**EXERCISE A:**
Reproduce, word for word, the lines of the listing from its first line through the line that contains "header-plantas-inicio-text: Plantas al", including both of those lines.

Method -- Realtime 6D object tracking

This implementation enhances FoundationPose++ with a real-timeprocessing pipeline:

This project extends FoundationPose++ for real-time 6D object pose tracking using only the object’s 3D mesh model as input. Our pipeline operates directly on frames from a RealSense RGB-D camera and enhances FoundationPose++ with an automated segmentation and simplified pose tracking mechanism. Pose Estimation Pipeline:

Mask Segmentation(For online mode only):
- To automate the object mask generation required by FoundationPose++, we integrate a YOLOv8 segmentation model. Given a class name (e.g., "blue_tube"), YOLOv8 detects and segments the object directly from the RealSense color frame. The resulting binary mask is used to initialize the pose tracking module, eliminating manual preprocessing and making the system deployable in fully autonomous setups.
- A YOLOv8 segmentation model detects and segments the target object in the live RGB stream from a RealSense camera, using only the class name as a reference.
- This replaces manual mask setup, enabling fully autonomous tracking.
Tracking:
- (x, y): Estimated using a lightweight 2D tracker (e.g., Cutie, OSTrack) on the segmented region.
- z (depth): Extracted directly from the RealSense depth map at the (x, y) pixel location.
- (roll, pitch, yaw): Tracked using a simple Kalman Filter, initialized from FoundationPose++'s rotational predictions and smoothed across frames.

This method leverages a modular engineering approach for 6D pose estimation and achieves accurate, real-time performance without requiring multi-view inputs or offline refinement.

Demos

Realtime Manipulation application

offline demo for book

Environment Setup

git clone Foundationpose under FoundationPose_realtime, follow their instructions (or see below) to build the docker container:

cd FoundationPose_realtime/docker
docker pull shingarey/foundationpose_custom_cuda121:latest
bash run_container.sh

To run the docker

cd ~/FoundationPose_realtime/docker/ bash run_container.sh

install extra dependencies inside docker:

pip install hydra-core
pip install pyrealsense2
pip install --upgrade ultralytics

Download weights of the model Foundationpose repo from and put in this path:FoundationPose_realtime/FoundationPose/weights

Data prepare

Download demo data and extract them under the folder FoundationPose_realtime/test_data/ and FoundationPose_realtime/test_realtime/
[Optional] Download our customized YOLOv8 segmentation model best.pt, put it under /FoundationPose_realtime

offline mode Your testcase data should be formatted like:

$PROJECT_ROOT/testdata/$TESTCASE
└── color
    ├── 0.png
    ├── 1.png
    └── ...

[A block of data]

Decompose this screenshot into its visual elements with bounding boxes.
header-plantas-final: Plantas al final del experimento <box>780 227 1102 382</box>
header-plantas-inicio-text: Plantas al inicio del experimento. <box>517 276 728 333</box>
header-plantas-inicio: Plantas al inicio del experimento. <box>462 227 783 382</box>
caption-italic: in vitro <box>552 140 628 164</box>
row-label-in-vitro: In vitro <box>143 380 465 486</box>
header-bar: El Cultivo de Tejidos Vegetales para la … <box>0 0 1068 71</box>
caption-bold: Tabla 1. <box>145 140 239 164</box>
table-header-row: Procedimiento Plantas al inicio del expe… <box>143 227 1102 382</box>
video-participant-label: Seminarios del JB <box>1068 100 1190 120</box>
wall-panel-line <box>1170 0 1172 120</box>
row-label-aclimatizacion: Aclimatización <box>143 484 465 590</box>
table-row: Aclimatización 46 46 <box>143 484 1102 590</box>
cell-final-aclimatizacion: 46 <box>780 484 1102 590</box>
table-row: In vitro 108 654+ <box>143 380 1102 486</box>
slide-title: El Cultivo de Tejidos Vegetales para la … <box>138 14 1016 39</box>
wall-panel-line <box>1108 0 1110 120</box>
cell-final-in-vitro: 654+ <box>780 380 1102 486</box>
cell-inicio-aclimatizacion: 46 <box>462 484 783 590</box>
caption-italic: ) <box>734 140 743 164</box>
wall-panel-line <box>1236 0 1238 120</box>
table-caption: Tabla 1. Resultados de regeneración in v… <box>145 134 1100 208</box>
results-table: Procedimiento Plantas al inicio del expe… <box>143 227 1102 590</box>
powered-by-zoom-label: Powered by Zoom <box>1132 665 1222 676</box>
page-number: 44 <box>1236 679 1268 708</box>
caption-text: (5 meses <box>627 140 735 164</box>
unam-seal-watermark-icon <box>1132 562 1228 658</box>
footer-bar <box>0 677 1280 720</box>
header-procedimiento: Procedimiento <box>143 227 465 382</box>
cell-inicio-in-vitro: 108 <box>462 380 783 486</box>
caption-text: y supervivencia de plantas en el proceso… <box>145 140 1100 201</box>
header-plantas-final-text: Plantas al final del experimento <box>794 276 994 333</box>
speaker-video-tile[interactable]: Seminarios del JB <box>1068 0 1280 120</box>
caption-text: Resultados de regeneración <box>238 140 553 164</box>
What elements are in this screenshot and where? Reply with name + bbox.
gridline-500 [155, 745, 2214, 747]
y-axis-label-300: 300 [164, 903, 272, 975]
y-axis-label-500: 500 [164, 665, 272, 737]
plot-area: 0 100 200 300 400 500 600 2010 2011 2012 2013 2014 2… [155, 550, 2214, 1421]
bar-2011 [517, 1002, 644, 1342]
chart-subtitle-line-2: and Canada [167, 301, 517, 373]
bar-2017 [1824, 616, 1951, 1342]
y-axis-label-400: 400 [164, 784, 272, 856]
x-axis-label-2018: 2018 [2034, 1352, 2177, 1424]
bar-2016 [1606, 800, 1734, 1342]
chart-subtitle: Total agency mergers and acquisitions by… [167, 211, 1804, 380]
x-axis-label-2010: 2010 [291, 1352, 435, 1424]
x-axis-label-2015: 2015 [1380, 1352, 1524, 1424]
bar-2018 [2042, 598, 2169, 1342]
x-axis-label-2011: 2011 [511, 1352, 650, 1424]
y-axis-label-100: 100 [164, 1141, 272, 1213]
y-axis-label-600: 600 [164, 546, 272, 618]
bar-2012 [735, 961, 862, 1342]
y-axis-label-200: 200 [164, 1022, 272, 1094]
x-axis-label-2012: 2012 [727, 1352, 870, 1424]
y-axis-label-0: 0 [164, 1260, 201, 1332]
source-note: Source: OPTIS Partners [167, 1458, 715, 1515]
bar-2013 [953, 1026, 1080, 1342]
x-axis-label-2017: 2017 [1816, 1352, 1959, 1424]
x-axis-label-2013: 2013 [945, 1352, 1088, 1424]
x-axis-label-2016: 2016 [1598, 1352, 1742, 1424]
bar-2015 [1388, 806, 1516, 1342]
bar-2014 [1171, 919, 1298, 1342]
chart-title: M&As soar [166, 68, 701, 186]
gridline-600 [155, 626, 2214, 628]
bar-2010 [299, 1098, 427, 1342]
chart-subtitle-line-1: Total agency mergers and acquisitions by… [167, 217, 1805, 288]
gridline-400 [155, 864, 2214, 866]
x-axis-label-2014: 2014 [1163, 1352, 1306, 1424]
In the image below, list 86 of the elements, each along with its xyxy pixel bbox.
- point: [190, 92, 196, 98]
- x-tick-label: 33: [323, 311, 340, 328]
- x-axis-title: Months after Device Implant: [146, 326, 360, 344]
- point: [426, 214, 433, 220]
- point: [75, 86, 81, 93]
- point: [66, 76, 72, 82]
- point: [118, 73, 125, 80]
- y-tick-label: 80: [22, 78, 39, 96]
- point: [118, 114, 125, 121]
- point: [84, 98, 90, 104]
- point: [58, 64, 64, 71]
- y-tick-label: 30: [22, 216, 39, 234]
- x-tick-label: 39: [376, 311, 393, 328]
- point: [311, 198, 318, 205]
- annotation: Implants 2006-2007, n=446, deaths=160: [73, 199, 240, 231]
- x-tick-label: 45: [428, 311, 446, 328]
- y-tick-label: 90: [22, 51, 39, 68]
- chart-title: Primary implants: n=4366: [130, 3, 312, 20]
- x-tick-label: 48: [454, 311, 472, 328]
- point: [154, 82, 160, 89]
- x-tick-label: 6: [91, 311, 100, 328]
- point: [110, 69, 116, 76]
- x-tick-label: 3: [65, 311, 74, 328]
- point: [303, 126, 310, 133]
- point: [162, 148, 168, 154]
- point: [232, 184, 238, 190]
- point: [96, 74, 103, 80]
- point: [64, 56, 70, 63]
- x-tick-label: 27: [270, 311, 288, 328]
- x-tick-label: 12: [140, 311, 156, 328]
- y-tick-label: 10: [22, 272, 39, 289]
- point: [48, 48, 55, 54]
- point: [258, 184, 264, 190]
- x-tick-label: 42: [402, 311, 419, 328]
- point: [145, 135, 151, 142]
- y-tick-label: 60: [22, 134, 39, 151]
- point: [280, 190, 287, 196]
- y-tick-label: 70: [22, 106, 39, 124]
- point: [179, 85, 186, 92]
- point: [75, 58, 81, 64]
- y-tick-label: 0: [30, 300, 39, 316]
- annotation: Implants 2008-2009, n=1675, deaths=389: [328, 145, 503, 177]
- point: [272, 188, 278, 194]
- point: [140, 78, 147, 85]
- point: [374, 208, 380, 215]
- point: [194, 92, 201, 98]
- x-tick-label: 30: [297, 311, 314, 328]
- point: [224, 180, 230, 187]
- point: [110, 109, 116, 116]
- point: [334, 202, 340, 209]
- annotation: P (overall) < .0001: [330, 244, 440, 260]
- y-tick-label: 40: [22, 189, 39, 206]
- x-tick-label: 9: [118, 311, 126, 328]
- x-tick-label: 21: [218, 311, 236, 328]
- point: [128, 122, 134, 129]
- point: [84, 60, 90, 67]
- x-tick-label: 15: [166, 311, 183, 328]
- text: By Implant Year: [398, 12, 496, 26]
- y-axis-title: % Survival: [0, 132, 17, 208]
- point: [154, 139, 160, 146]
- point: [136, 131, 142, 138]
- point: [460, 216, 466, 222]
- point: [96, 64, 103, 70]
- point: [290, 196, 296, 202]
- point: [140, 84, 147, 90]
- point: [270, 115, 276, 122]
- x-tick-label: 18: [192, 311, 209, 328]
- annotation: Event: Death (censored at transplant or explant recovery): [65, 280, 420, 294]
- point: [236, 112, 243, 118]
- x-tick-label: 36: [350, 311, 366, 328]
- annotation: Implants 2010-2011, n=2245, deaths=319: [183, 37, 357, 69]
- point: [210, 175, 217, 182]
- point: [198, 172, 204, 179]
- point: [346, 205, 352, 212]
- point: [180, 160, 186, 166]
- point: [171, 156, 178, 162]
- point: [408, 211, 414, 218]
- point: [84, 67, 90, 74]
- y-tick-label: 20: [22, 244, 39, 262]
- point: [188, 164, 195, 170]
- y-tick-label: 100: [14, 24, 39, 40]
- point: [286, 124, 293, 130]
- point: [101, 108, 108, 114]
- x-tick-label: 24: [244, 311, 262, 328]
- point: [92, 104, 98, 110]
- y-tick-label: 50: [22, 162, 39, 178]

**EXERCISE B:**
Write out the part of the realtime 6D object tracking text that opens with the words "Mask Segmentation(For online" and closes with "fully autonomous tracking.", switching "YOLOv8" to "YOLOv9" wherever it appears.

**EXERCISE RESULT A:**
Decompose this screenshot into its visual elements with bounding boxes.
header-plantas-final: Plantas al final del experimento <box>780 227 1102 382</box>
header-plantas-inicio-text: Plantas al inicio del experimento. <box>517 276 728 333</box>

**EXERCISE RESULT B:**
Mask Segmentation(For online mode only):
- To automate the object mask generation required by FoundationPose++, we integrate a YOLOv9 segmentation model. Given a class name (e.g., "blue_tube"), YOLOv9 detects and segments the object directly from the RealSense color frame. The resulting binary mask is used to initialize the pose tracking module, eliminating manual preprocessing and making the system deployable in fully autonomous setups.
- A YOLOv9 segmentation model detects and segments the target object in the live RGB stream from a RealSense camera, using only the class name as a reference.
- This replaces manual mask setup, enabling fully autonomous tracking.